##### Available data
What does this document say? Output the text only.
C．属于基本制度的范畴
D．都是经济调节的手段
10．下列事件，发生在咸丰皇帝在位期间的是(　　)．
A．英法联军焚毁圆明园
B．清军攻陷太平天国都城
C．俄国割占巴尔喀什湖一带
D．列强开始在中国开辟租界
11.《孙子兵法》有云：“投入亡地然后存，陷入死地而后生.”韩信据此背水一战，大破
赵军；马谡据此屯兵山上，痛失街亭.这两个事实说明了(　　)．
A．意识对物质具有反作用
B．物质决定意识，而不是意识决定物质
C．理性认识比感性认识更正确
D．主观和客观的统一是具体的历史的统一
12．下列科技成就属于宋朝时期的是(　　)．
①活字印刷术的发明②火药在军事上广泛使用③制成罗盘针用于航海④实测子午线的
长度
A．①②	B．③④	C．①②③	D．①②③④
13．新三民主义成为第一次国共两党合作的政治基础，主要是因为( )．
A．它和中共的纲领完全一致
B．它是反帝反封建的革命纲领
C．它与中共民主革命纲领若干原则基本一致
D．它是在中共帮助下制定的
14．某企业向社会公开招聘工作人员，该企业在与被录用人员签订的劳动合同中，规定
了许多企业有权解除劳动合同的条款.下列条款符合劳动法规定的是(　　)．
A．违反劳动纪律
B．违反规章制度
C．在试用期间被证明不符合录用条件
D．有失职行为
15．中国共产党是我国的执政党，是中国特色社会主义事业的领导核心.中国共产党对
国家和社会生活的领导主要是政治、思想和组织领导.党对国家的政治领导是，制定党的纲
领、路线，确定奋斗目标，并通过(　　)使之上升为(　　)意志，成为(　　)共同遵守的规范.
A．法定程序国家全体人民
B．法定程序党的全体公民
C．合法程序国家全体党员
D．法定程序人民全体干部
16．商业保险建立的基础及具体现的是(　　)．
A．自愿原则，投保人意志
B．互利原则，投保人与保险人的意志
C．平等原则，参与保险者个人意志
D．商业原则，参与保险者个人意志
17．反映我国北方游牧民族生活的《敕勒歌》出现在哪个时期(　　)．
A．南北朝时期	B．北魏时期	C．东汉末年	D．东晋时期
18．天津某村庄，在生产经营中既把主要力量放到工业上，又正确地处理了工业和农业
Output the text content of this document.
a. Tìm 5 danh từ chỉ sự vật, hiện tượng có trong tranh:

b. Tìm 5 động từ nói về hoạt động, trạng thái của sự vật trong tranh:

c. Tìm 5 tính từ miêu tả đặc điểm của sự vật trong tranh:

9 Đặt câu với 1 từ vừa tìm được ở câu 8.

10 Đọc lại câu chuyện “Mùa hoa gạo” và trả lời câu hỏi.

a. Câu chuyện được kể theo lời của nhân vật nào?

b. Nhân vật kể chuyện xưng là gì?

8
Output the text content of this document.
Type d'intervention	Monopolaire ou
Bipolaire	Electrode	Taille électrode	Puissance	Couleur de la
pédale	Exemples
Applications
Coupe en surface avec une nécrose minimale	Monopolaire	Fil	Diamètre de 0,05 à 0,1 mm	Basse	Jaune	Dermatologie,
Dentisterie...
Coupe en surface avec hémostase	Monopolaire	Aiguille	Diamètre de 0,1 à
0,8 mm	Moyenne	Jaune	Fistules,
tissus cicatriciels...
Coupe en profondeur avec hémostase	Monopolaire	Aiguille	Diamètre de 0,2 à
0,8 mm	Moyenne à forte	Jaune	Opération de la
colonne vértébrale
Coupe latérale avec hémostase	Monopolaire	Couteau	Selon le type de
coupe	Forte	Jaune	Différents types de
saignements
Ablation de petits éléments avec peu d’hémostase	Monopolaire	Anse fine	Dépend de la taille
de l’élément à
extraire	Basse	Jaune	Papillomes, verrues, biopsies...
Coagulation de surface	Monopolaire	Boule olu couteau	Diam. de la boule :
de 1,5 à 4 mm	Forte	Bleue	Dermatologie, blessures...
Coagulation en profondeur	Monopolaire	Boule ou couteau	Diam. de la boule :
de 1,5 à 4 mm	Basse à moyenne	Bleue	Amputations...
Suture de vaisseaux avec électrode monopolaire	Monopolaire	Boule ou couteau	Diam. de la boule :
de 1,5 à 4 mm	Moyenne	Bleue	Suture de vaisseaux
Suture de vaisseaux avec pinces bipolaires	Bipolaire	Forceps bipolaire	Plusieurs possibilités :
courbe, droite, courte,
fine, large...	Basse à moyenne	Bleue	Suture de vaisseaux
##########
_Prompt_
Reproduce each line from the records that contains the word "vaisseaux".

_Exercise response_
Suture de vaisseaux avec électrode monopolaire	Monopolaire	Boule ou couteau	Diam. de la boule :
de 1,5 à 4 mm	Moyenne	Bleue	Suture de vaisseaux
Suture de vaisseaux avec pinces bipolaires	Bipolaire	Forceps bipolaire	Plusieurs possibilités :
fine, large...	Basse à moyenne	Bleue	Suture de vaisseaux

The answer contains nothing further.